Stored items:
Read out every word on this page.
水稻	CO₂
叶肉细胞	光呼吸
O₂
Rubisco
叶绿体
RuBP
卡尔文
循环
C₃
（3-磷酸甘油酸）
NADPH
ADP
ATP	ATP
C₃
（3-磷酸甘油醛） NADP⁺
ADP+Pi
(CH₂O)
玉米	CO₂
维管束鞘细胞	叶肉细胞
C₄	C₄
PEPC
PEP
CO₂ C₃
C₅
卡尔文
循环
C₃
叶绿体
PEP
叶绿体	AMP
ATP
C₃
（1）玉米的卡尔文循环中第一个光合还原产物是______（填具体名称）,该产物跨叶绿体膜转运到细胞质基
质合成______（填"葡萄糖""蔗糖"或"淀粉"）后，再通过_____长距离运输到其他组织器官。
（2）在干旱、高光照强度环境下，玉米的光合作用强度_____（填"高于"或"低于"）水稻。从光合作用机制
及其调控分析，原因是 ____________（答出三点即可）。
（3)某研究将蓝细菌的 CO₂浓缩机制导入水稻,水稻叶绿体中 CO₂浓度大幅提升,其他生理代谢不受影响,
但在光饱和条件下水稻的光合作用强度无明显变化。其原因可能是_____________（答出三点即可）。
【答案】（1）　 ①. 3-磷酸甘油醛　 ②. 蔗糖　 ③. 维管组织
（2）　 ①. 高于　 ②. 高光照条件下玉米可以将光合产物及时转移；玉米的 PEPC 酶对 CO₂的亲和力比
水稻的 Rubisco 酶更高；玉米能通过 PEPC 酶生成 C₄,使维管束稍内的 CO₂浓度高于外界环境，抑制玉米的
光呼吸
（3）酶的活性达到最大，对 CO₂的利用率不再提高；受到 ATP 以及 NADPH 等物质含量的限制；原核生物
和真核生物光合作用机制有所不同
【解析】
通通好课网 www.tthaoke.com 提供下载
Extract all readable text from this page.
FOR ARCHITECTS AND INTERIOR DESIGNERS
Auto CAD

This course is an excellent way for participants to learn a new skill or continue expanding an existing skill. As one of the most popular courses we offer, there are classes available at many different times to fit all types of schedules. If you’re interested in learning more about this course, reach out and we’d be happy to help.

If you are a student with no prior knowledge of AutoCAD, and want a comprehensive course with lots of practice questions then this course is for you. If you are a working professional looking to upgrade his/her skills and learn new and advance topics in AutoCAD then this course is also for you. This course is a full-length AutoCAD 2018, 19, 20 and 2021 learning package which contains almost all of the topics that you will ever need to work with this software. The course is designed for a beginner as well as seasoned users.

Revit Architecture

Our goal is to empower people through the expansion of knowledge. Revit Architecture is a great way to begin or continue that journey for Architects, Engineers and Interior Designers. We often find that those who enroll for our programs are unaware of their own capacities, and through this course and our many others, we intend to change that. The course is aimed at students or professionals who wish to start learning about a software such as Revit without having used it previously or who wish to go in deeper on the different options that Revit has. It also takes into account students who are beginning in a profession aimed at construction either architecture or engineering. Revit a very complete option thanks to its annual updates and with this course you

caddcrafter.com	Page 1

• [Exercise brief]
Please return the data above exactly as given.

• [Problem solution]
Read out every word on this page.
水稻	CO₂
叶肉细胞	光呼吸
O₂
Rubisco
叶绿体
RuBP
卡尔文
循环
C₃
（3-磷酸甘油酸）
NADPH
ADP
ATP	ATP
C₃
（3-磷酸甘油醛） NADP⁺
ADP+Pi
(CH₂O)
玉米	CO₂
维管束鞘细胞	叶肉细胞
C₄	C₄
PEPC
PEP
CO₂ C₃
C₅
卡尔文
循环
C₃
叶绿体
PEP
叶绿体	AMP
ATP
C₃
（1）玉米的卡尔文循环中第一个光合还原产物是______（填具体名称）,该产物跨叶绿体膜转运到细胞质基
质合成______（填"葡萄糖""蔗糖"或"淀粉"）后，再通过_____长距离运输到其他组织器官。
（2）在干旱、高光照强度环境下，玉米的光合作用强度_____（填"高于"或"低于"）水稻。从光合作用机制
及其调控分析，原因是 ____________（答出三点即可）。
（3)某研究将蓝细菌的 CO₂浓缩机制导入水稻,水稻叶绿体中 CO₂浓度大幅提升,其他生理代谢不受影响,
但在光饱和条件下水稻的光合作用强度无明显变化。其原因可能是_____________（答出三点即可）。
【答案】（1）　 ①. 3-磷酸甘油醛　 ②. 蔗糖　 ③. 维管组织
（2）　 ①. 高于　 ②. 高光照条件下玉米可以将光合产物及时转移；玉米的 PEPC 酶对 CO₂的亲和力比
水稻的 Rubisco 酶更高；玉米能通过 PEPC 酶生成 C₄,使维管束稍内的 CO₂浓度高于外界环境，抑制玉米的
光呼吸
（3）酶的活性达到最大，对 CO₂的利用率不再提高；受到 ATP 以及 NADPH 等物质含量的限制；原核生物
和真核生物光合作用机制有所不同
【解析】
通通好课网 www.tthaoke.com 提供下载
Extract all readable text from this page.
FOR ARCHITECTS AND INTERIOR DESIGNERS
Auto CAD

This course is an excellent way for participants to learn a new skill or continue expanding an existing skill. As one of the most popular courses we offer, there are classes available at many different times to fit all types of schedules. If you’re interested in learning more about this course, reach out and we’d be happy to help.

If you are a student with no prior knowledge of AutoCAD, and want a comprehensive course with lots of practice questions then this course is for you. If you are a working professional looking to upgrade his/her skills and learn new and advance topics in AutoCAD then this course is also for you. This course is a full-length AutoCAD 2018, 19, 20 and 2021 learning package which contains almost all of the topics that you will ever need to work with this software. The course is designed for a beginner as well as seasoned users.

Revit Architecture

Our goal is to empower people through the expansion of knowledge. Revit Architecture is a great way to begin or continue that journey for Architects, Engineers and Interior Designers. We often find that those who enroll for our programs are unaware of their own capacities, and through this course and our many others, we intend to change that. The course is aimed at students or professionals who wish to start learning about a software such as Revit without having used it previously or who wish to go in deeper on the different options that Revit has. It also takes into account students who are beginning in a profession aimed at construction either architecture or engineering. Revit a very complete option thanks to its annual updates and with this course you

caddcrafter.com	Page 1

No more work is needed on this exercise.